:: DIRECTIVE ::
In the items, change "bounding boxes" to "outlines" everywhere from the line containing "What elements are" down to the line containing "legend-item: 温带季风气候 (22, 384, 120, 403)", and give back only those lines with nothing else altered. Leave the pictures out.

:: RECORDS SHOWN ::
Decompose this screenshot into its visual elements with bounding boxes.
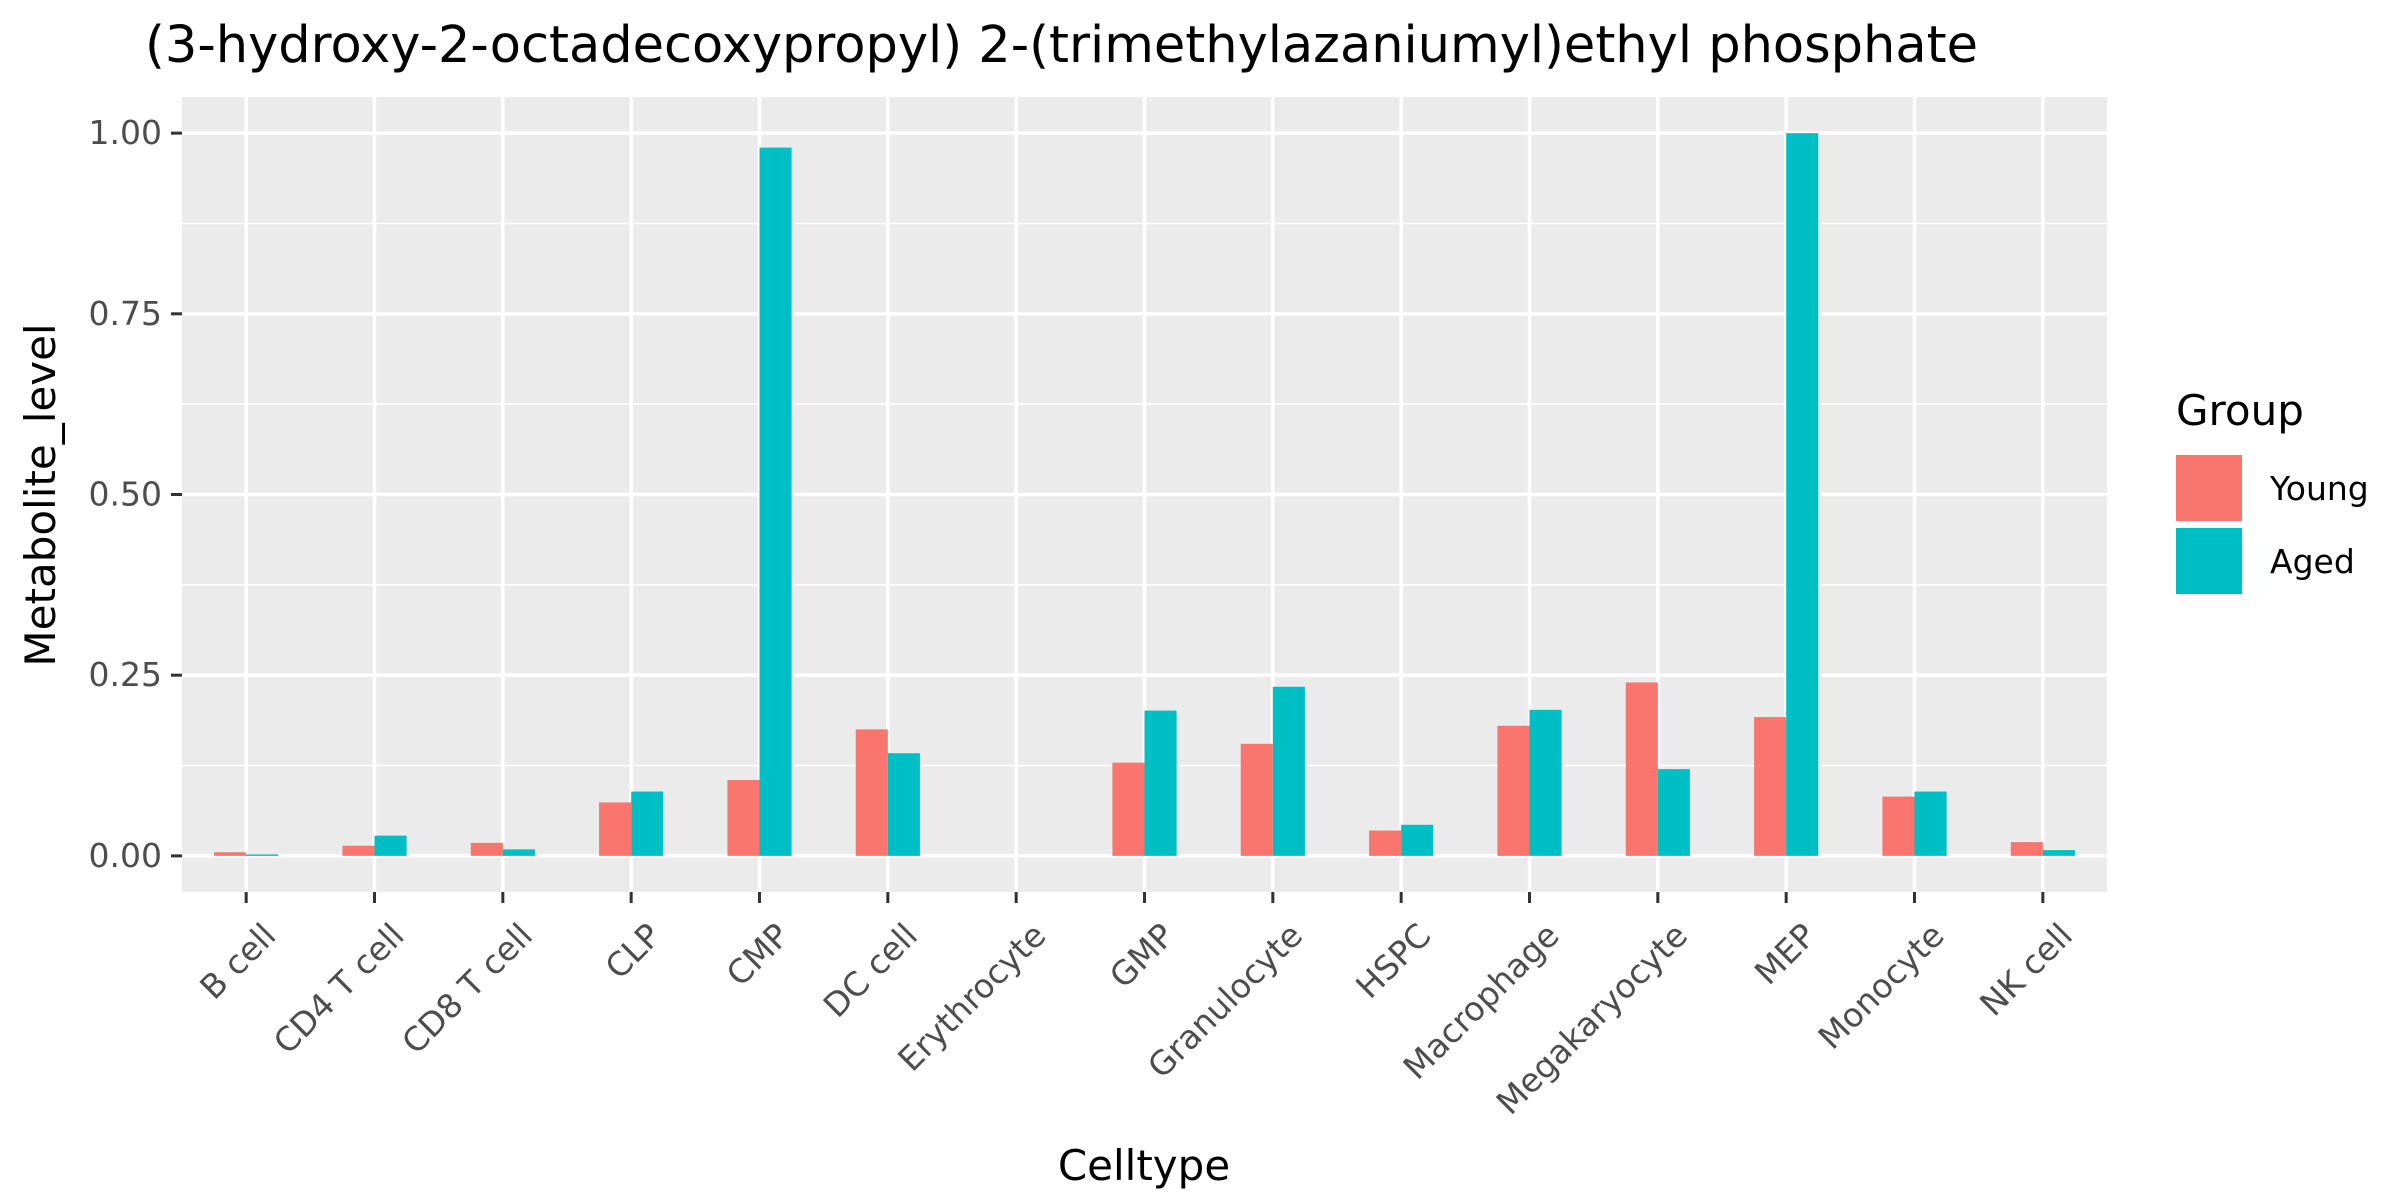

==

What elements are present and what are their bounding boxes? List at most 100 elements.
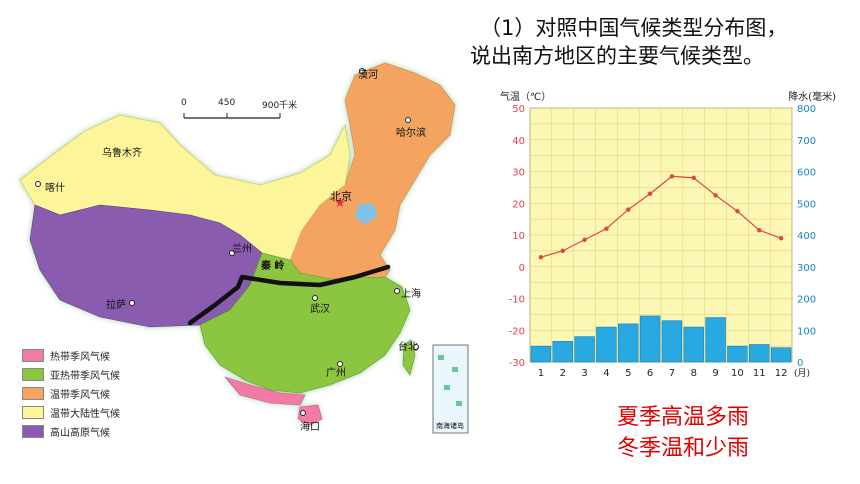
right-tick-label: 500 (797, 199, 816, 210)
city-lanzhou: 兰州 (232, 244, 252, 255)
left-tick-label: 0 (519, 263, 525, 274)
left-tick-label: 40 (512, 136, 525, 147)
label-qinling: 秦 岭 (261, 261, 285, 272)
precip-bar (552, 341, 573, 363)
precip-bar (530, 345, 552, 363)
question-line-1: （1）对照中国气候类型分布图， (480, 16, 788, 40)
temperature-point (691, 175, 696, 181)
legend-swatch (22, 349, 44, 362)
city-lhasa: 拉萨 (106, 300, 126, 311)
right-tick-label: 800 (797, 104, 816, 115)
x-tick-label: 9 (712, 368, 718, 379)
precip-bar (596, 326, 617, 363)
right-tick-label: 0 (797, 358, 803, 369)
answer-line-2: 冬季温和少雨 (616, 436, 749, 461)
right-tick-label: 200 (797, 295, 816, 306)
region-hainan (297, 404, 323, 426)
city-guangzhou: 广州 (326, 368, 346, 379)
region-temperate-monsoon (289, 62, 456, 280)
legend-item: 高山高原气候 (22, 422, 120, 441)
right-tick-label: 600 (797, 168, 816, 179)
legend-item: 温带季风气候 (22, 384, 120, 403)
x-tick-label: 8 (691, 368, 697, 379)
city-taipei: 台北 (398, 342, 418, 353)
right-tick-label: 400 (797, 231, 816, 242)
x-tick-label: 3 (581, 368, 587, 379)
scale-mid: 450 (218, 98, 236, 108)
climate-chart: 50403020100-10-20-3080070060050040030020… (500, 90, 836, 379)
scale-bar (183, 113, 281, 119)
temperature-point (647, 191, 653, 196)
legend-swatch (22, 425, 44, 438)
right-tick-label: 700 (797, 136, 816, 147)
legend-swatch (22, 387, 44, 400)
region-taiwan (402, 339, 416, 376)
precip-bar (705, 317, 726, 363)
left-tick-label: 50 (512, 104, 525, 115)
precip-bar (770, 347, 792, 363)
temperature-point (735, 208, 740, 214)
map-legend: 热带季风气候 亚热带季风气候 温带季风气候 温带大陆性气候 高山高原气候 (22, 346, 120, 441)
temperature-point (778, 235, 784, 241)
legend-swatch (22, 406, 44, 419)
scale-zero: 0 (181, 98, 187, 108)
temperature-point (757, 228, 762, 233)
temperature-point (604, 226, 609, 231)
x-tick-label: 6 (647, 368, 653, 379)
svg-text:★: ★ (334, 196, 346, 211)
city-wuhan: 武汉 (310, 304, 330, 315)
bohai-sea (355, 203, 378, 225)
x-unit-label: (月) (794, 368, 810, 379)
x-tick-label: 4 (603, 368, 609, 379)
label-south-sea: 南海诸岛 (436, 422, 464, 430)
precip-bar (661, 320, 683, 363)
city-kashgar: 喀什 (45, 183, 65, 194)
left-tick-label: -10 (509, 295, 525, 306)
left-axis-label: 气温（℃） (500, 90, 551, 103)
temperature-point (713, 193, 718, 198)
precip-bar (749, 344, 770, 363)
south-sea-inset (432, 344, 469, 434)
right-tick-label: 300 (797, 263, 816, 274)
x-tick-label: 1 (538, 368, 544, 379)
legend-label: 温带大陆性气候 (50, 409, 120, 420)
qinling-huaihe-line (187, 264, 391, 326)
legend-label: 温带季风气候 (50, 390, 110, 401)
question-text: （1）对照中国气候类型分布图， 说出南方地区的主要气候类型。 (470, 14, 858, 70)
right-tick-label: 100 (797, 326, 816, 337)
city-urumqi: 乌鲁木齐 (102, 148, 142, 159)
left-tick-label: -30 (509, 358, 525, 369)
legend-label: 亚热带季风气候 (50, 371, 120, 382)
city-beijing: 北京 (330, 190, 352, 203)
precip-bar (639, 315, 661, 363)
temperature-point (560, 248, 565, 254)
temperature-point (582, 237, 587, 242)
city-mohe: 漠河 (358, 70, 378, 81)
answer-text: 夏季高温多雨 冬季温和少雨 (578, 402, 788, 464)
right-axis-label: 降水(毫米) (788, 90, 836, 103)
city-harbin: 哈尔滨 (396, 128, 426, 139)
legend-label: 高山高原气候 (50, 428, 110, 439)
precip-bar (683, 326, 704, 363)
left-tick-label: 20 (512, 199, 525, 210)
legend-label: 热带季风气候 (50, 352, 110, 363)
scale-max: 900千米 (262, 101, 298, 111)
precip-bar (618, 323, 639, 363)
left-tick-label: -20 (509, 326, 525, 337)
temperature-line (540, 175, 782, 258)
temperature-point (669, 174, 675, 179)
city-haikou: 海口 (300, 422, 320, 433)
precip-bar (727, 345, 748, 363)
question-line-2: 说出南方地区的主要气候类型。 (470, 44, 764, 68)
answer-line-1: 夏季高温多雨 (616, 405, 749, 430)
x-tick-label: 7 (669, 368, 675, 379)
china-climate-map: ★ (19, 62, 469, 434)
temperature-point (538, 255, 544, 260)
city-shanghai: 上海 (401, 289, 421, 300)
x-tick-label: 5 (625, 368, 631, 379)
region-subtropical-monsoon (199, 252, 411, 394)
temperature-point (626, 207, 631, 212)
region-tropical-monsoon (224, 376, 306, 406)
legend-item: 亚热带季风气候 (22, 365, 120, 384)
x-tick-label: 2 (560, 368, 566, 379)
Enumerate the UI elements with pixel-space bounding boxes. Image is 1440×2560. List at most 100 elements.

:: COMPLETE RESPONSE ::
What elements are present and what are their outlines? List at most 100 elements.
right-tick-label: 500 (797, 199, 816, 210)
city-lanzhou: 兰州 (232, 244, 252, 255)
left-tick-label: 0 (519, 263, 525, 274)
left-tick-label: 40 (512, 136, 525, 147)
label-qinling: 秦 岭 (261, 261, 285, 272)
precip-bar (552, 341, 573, 363)
precip-bar (530, 345, 552, 363)
question-line-1: （1）对照中国气候类型分布图， (480, 16, 788, 40)
temperature-point (691, 175, 696, 181)
legend-swatch (22, 349, 44, 362)
city-lhasa: 拉萨 (106, 300, 126, 311)
right-tick-label: 800 (797, 104, 816, 115)
x-tick-label: 9 (712, 368, 718, 379)
precip-bar (596, 326, 617, 363)
right-tick-label: 0 (797, 358, 803, 369)
answer-line-2: 冬季温和少雨 (616, 436, 749, 461)
right-tick-label: 200 (797, 295, 816, 306)
region-hainan (297, 404, 323, 426)
city-guangzhou: 广州 (326, 368, 346, 379)
region-temperate-monsoon (289, 62, 456, 280)
legend-item: 高山高原气候 (22, 422, 120, 441)
right-tick-label: 600 (797, 168, 816, 179)
legend-item: 温带季风气候 (22, 384, 120, 403)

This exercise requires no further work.